Which lines include the word "start"? Copy each of them.

__________

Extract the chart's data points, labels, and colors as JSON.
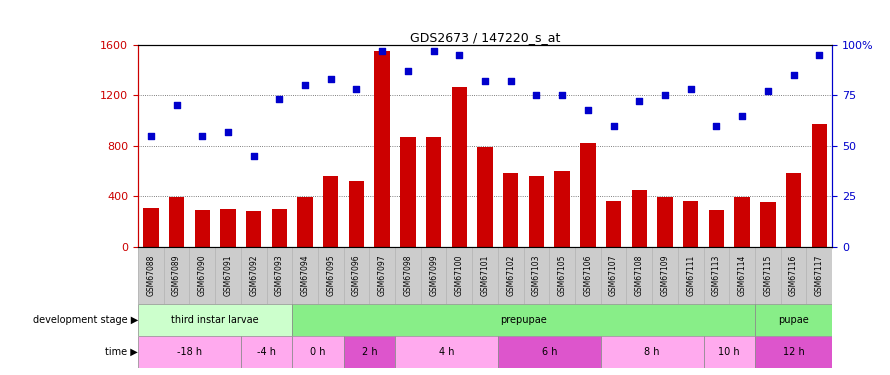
{
  "title": "GDS2673 / 147220_s_at",
  "samples": [
    "GSM67088",
    "GSM67089",
    "GSM67090",
    "GSM67091",
    "GSM67092",
    "GSM67093",
    "GSM67094",
    "GSM67095",
    "GSM67096",
    "GSM67097",
    "GSM67098",
    "GSM67099",
    "GSM67100",
    "GSM67101",
    "GSM67102",
    "GSM67103",
    "GSM67105",
    "GSM67106",
    "GSM67107",
    "GSM67108",
    "GSM67109",
    "GSM67111",
    "GSM67113",
    "GSM67114",
    "GSM67115",
    "GSM67116",
    "GSM67117"
  ],
  "count": [
    310,
    390,
    290,
    300,
    285,
    300,
    390,
    560,
    520,
    1550,
    870,
    870,
    1270,
    790,
    580,
    560,
    600,
    820,
    360,
    450,
    390,
    360,
    290,
    395,
    350,
    580,
    975
  ],
  "percentile": [
    55,
    70,
    55,
    57,
    45,
    73,
    80,
    83,
    78,
    97,
    87,
    97,
    95,
    82,
    82,
    75,
    75,
    68,
    60,
    72,
    75,
    78,
    60,
    65,
    77,
    85,
    95
  ],
  "bar_color": "#cc0000",
  "dot_color": "#0000cc",
  "ylim_left": [
    0,
    1600
  ],
  "ylim_right": [
    0,
    100
  ],
  "yticks_left": [
    0,
    400,
    800,
    1200,
    1600
  ],
  "yticks_right": [
    0,
    25,
    50,
    75,
    100
  ],
  "yticklabels_right": [
    "0",
    "25",
    "50",
    "75",
    "100%"
  ],
  "background_color": "#ffffff",
  "grid_color": "#555555",
  "left_axis_color": "#cc0000",
  "right_axis_color": "#0000cc",
  "xtick_bg_color": "#cccccc",
  "dev_stages": [
    {
      "label": "third instar larvae",
      "start": 0,
      "end": 6,
      "color": "#ccffcc"
    },
    {
      "label": "prepupae",
      "start": 6,
      "end": 24,
      "color": "#88ee88"
    },
    {
      "label": "pupae",
      "start": 24,
      "end": 27,
      "color": "#88ee88"
    }
  ],
  "time_groups": [
    {
      "label": "-18 h",
      "start": 0,
      "end": 4,
      "color": "#ffaaee"
    },
    {
      "label": "-4 h",
      "start": 4,
      "end": 6,
      "color": "#ffaaee"
    },
    {
      "label": "0 h",
      "start": 6,
      "end": 8,
      "color": "#ffaaee"
    },
    {
      "label": "2 h",
      "start": 8,
      "end": 10,
      "color": "#dd55cc"
    },
    {
      "label": "4 h",
      "start": 10,
      "end": 14,
      "color": "#ffaaee"
    },
    {
      "label": "6 h",
      "start": 14,
      "end": 18,
      "color": "#dd55cc"
    },
    {
      "label": "8 h",
      "start": 18,
      "end": 22,
      "color": "#ffaaee"
    },
    {
      "label": "10 h",
      "start": 22,
      "end": 24,
      "color": "#ffaaee"
    },
    {
      "label": "12 h",
      "start": 24,
      "end": 27,
      "color": "#dd55cc"
    }
  ]
}
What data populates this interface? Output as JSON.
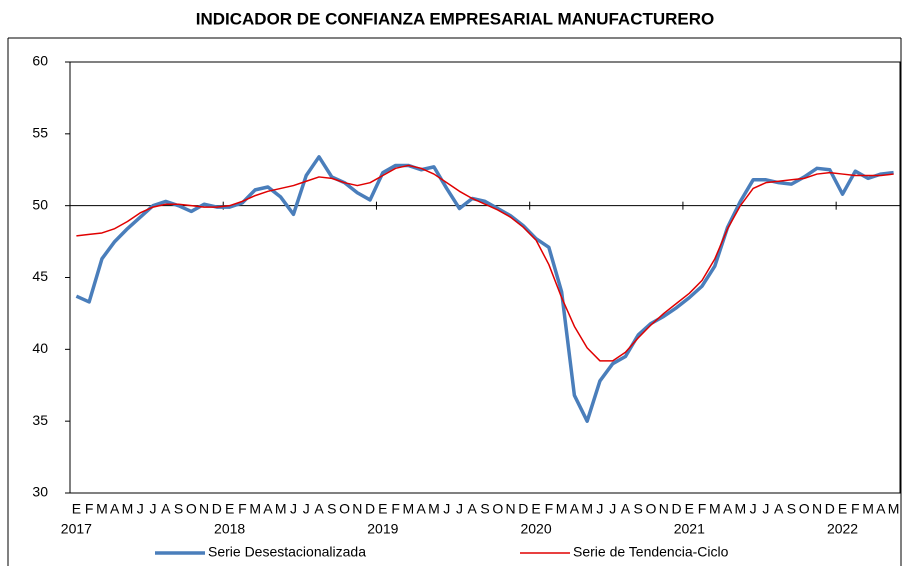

__________

> [Result of the task]
      "start": 0,
      "start": 6,
      "start": 24,
      "start": 0,
      "start": 4,
      "start": 6,
      "start": 8,
      "start": 10,
      "start": 14,
      "start": 18,
      "start": 22,
      "start": 24,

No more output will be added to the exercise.